_EXERCISE_
Copy out the listing that follows exactly, dropping every picture.

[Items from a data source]

--------------------

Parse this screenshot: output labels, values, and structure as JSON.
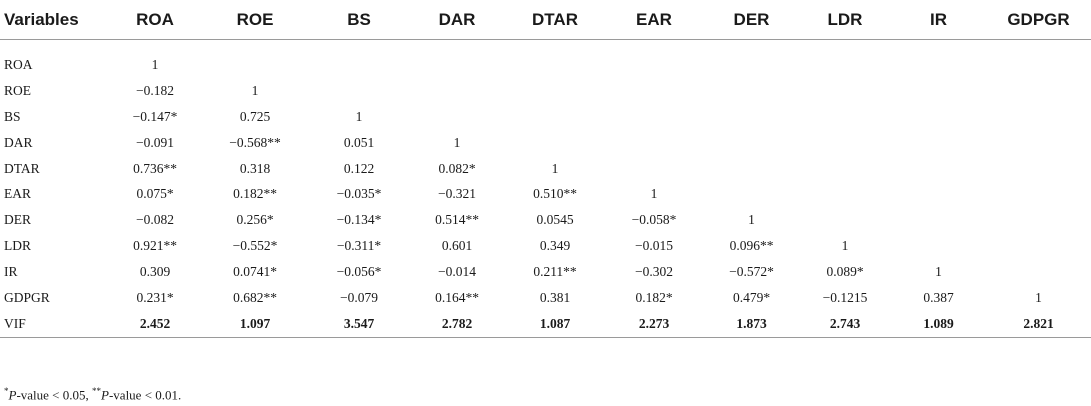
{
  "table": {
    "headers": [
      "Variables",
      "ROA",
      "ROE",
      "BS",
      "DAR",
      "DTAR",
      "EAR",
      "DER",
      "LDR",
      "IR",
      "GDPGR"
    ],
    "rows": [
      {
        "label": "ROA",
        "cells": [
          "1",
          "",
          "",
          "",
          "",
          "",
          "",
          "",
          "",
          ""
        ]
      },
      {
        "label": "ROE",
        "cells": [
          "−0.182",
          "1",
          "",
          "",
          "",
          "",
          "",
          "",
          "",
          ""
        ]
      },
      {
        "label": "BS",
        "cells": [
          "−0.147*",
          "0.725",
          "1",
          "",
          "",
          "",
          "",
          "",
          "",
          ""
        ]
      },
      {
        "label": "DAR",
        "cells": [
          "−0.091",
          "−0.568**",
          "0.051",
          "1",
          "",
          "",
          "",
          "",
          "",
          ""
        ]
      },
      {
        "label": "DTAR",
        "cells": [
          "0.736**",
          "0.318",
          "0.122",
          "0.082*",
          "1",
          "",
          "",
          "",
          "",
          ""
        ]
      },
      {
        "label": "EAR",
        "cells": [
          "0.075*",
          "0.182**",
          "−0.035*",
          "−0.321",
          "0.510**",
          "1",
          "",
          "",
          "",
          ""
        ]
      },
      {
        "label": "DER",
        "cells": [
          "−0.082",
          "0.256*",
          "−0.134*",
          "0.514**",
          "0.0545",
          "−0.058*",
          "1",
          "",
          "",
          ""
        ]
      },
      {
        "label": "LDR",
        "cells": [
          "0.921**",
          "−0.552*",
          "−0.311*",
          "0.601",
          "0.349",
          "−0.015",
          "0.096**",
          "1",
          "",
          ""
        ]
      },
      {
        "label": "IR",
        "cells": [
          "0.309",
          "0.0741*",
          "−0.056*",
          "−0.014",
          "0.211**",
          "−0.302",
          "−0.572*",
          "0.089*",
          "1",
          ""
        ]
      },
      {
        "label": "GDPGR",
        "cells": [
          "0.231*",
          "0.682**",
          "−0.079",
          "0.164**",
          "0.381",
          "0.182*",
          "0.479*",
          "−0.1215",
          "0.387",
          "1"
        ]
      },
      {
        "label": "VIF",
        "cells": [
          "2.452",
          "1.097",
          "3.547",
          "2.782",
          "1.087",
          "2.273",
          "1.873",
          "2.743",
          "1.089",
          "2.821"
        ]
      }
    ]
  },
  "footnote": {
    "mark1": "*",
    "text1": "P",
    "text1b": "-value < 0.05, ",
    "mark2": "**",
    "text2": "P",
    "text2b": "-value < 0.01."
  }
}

--------------------

_RESPONSE BELOW_
Parse this screenshot: output labels, values, and structure as JSON.
{
  "table": {
    "headers": [
      "Variables",
      "ROA",
      "ROE",
      "BS",
      "DAR",
      "DTAR",
      "EAR",
      "DER",
      "LDR",
      "IR",
      "GDPGR"
    ],
    "rows": [
      {
        "label": "ROA",
        "cells": [
          "1",
          "",
          "",
          "",
          "",
          "",
          "",
          "",
          "",
          ""
        ]
      },
      {
        "label": "ROE",
        "cells": [
          "−0.182",
          "1",
          "",
          "",
          "",
          "",
          "",
          "",
          "",
          ""
        ]
      },
      {
        "label": "BS",
        "cells": [
          "−0.147*",
          "0.725",
          "1",
          "",
          "",
          "",
          "",
          "",
          "",
          ""
        ]
      },
      {
        "label": "DAR",
        "cells": [
          "−0.091",
          "−0.568**",
          "0.051",
          "1",
          "",
          "",
          "",
          "",
          "",
          ""
        ]
      },
      {
        "label": "DTAR",
        "cells": [
          "0.736**",
          "0.318",
          "0.122",
          "0.082*",
          "1",
          "",
          "",
          "",
          "",
          ""
        ]
      },
      {
        "label": "EAR",
        "cells": [
          "0.075*",
          "0.182**",
          "−0.035*",
          "−0.321",
          "0.510**",
          "1",
          "",
          "",
          "",
          ""
        ]
      },
      {
        "label": "DER",
        "cells": [
          "−0.082",
          "0.256*",
          "−0.134*",
          "0.514**",
          "0.0545",
          "−0.058*",
          "1",
          "",
          "",
          ""
        ]
      },
      {
        "label": "LDR",
        "cells": [
          "0.921**",
          "−0.552*",
          "−0.311*",
          "0.601",
          "0.349",
          "−0.015",
          "0.096**",
          "1",
          "",
          ""
        ]
      },
      {
        "label": "IR",
        "cells": [
          "0.309",
          "0.0741*",
          "−0.056*",
          "−0.014",
          "0.211**",
          "−0.302",
          "−0.572*",
          "0.089*",
          "1",
          ""
        ]
      },
      {
        "label": "GDPGR",
        "cells": [
          "0.231*",
          "0.682**",
          "−0.079",
          "0.164**",
          "0.381",
          "0.182*",
          "0.479*",
          "−0.1215",
          "0.387",
          "1"
        ]
      },
      {
        "label": "VIF",
        "cells": [
          "2.452",
          "1.097",
          "3.547",
          "2.782",
          "1.087",
          "2.273",
          "1.873",
          "2.743",
          "1.089",
          "2.821"
        ]
      }
    ]
  },
  "footnote": {
    "mark1": "*",
    "text1": "P",
    "text1b": "-value < 0.05, ",
    "mark2": "**",
    "text2": "P",
    "text2b": "-value < 0.01."
  }
}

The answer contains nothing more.